● Given exercise:
Return all lines where the word "this" can be found.

*****

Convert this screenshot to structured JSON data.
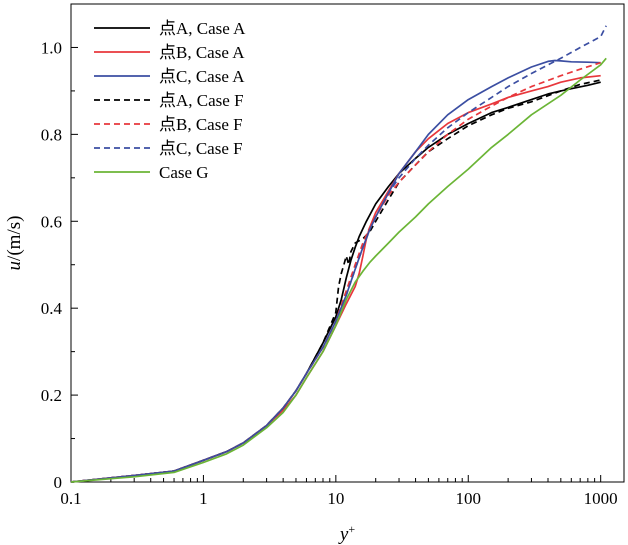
{
  "chart_data": {
    "type": "line",
    "xscale": "log",
    "xlabel_base": "y",
    "xlabel_sup": "+",
    "ylabel_italic": "u",
    "ylabel_rest": "/(m/s)",
    "xlim": [
      0.1,
      1500
    ],
    "ylim": [
      0,
      1.1
    ],
    "xticks": [
      0.1,
      1,
      10,
      100,
      1000
    ],
    "xtick_labels": [
      "0.1",
      "1",
      "10",
      "100",
      "1000"
    ],
    "yticks": [
      0,
      0.2,
      0.4,
      0.6,
      0.8,
      1.0
    ],
    "ytick_labels": [
      "0",
      "0.2",
      "0.4",
      "0.6",
      "0.8",
      "1.0"
    ],
    "legend_position": "top-left",
    "series": [
      {
        "name": "点A, Case A",
        "color": "#000000",
        "dash": false,
        "x": [
          0.1,
          0.3,
          0.6,
          1,
          1.5,
          2,
          3,
          4,
          5,
          6,
          8,
          10,
          11,
          12,
          13,
          14,
          15,
          17,
          20,
          25,
          30,
          40,
          50,
          70,
          100,
          150,
          200,
          300,
          400,
          500,
          600,
          800,
          1000
        ],
        "y": [
          0,
          0.015,
          0.025,
          0.05,
          0.07,
          0.09,
          0.13,
          0.17,
          0.21,
          0.25,
          0.32,
          0.38,
          0.42,
          0.47,
          0.51,
          0.54,
          0.565,
          0.6,
          0.64,
          0.68,
          0.71,
          0.745,
          0.77,
          0.8,
          0.825,
          0.85,
          0.862,
          0.88,
          0.893,
          0.9,
          0.905,
          0.913,
          0.92
        ]
      },
      {
        "name": "点B, Case A",
        "color": "#e8373c",
        "dash": false,
        "x": [
          0.1,
          0.3,
          0.6,
          1,
          1.5,
          2,
          3,
          4,
          5,
          6,
          8,
          10,
          12,
          14,
          15,
          16,
          17,
          18,
          20,
          25,
          30,
          40,
          50,
          70,
          100,
          150,
          200,
          300,
          400,
          500,
          700,
          1000
        ],
        "y": [
          0,
          0.015,
          0.025,
          0.05,
          0.07,
          0.09,
          0.13,
          0.165,
          0.2,
          0.24,
          0.3,
          0.36,
          0.41,
          0.45,
          0.48,
          0.52,
          0.56,
          0.585,
          0.62,
          0.67,
          0.71,
          0.76,
          0.79,
          0.825,
          0.85,
          0.87,
          0.885,
          0.9,
          0.91,
          0.92,
          0.93,
          0.935
        ]
      },
      {
        "name": "点C, Case A",
        "color": "#3b4ea2",
        "dash": false,
        "x": [
          0.1,
          0.3,
          0.6,
          1,
          1.5,
          2,
          3,
          4,
          5,
          6,
          8,
          10,
          12,
          14,
          16,
          18,
          20,
          25,
          30,
          40,
          50,
          70,
          100,
          150,
          200,
          300,
          400,
          450,
          500,
          600,
          800,
          1000
        ],
        "y": [
          0,
          0.015,
          0.025,
          0.05,
          0.07,
          0.09,
          0.13,
          0.17,
          0.21,
          0.25,
          0.31,
          0.37,
          0.43,
          0.49,
          0.54,
          0.58,
          0.61,
          0.665,
          0.71,
          0.76,
          0.8,
          0.845,
          0.88,
          0.91,
          0.93,
          0.955,
          0.968,
          0.97,
          0.969,
          0.967,
          0.966,
          0.965
        ]
      },
      {
        "name": "点A, Case F",
        "color": "#000000",
        "dash": true,
        "x": [
          0.1,
          0.3,
          0.6,
          1,
          1.5,
          2,
          3,
          4,
          5,
          6,
          8,
          10,
          10.5,
          11,
          11.5,
          12,
          12.5,
          13,
          14,
          16,
          18,
          20,
          25,
          30,
          40,
          50,
          70,
          100,
          150,
          200,
          300,
          500,
          700,
          1000
        ],
        "y": [
          0,
          0.015,
          0.025,
          0.05,
          0.07,
          0.09,
          0.13,
          0.17,
          0.21,
          0.25,
          0.32,
          0.39,
          0.45,
          0.48,
          0.5,
          0.52,
          0.5,
          0.53,
          0.55,
          0.56,
          0.575,
          0.6,
          0.65,
          0.69,
          0.73,
          0.76,
          0.79,
          0.82,
          0.845,
          0.86,
          0.875,
          0.9,
          0.915,
          0.925
        ]
      },
      {
        "name": "点B, Case F",
        "color": "#e8373c",
        "dash": true,
        "x": [
          0.1,
          0.3,
          0.6,
          1,
          1.5,
          2,
          3,
          4,
          5,
          6,
          8,
          10,
          12,
          14,
          16,
          18,
          20,
          25,
          30,
          40,
          50,
          70,
          100,
          150,
          200,
          300,
          500,
          700,
          1000
        ],
        "y": [
          0,
          0.015,
          0.025,
          0.05,
          0.07,
          0.09,
          0.13,
          0.17,
          0.21,
          0.25,
          0.31,
          0.37,
          0.44,
          0.5,
          0.55,
          0.585,
          0.61,
          0.66,
          0.69,
          0.73,
          0.76,
          0.8,
          0.835,
          0.865,
          0.885,
          0.91,
          0.935,
          0.95,
          0.965
        ]
      },
      {
        "name": "点C, Case F",
        "color": "#3b4ea2",
        "dash": true,
        "x": [
          0.1,
          0.3,
          0.6,
          1,
          1.5,
          2,
          3,
          4,
          5,
          6,
          8,
          10,
          12,
          14,
          16,
          18,
          20,
          25,
          30,
          40,
          50,
          70,
          100,
          150,
          200,
          300,
          500,
          700,
          1000,
          1100
        ],
        "y": [
          0,
          0.015,
          0.025,
          0.05,
          0.07,
          0.09,
          0.13,
          0.17,
          0.21,
          0.25,
          0.31,
          0.37,
          0.43,
          0.49,
          0.54,
          0.58,
          0.61,
          0.665,
          0.7,
          0.745,
          0.775,
          0.815,
          0.85,
          0.885,
          0.91,
          0.94,
          0.975,
          1.0,
          1.025,
          1.05
        ]
      },
      {
        "name": "Case G",
        "color": "#6bb536",
        "dash": false,
        "x": [
          0.1,
          0.3,
          0.6,
          1,
          1.5,
          2,
          3,
          4,
          5,
          6,
          8,
          10,
          12,
          14,
          16,
          18,
          20,
          25,
          30,
          40,
          50,
          70,
          100,
          150,
          200,
          300,
          500,
          700,
          1000,
          1100
        ],
        "y": [
          0,
          0.012,
          0.022,
          0.045,
          0.065,
          0.085,
          0.125,
          0.16,
          0.2,
          0.24,
          0.3,
          0.36,
          0.42,
          0.46,
          0.485,
          0.505,
          0.52,
          0.55,
          0.575,
          0.61,
          0.64,
          0.68,
          0.72,
          0.77,
          0.8,
          0.845,
          0.89,
          0.925,
          0.96,
          0.975
        ]
      }
    ]
  }
}
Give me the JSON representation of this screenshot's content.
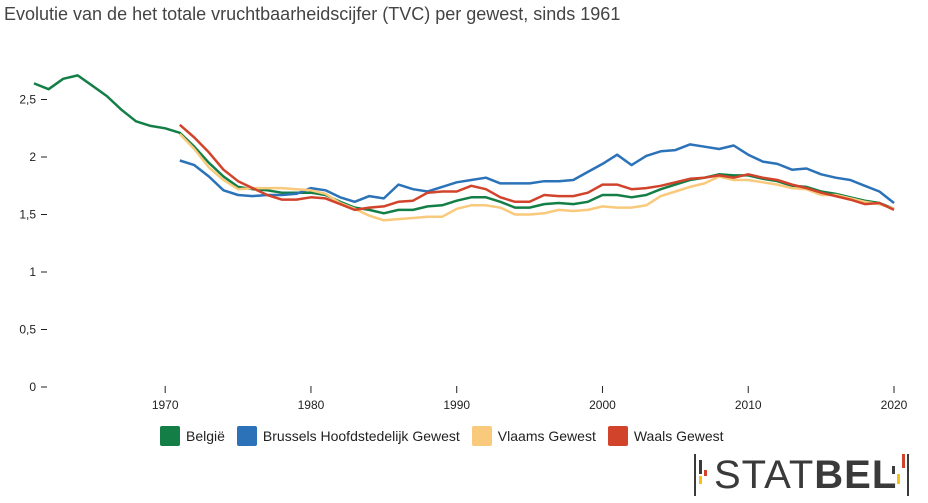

*****

● Response to the task:
Convert this screenshot to structured JSON data.
Give me the JSON representation of this screenshot's content.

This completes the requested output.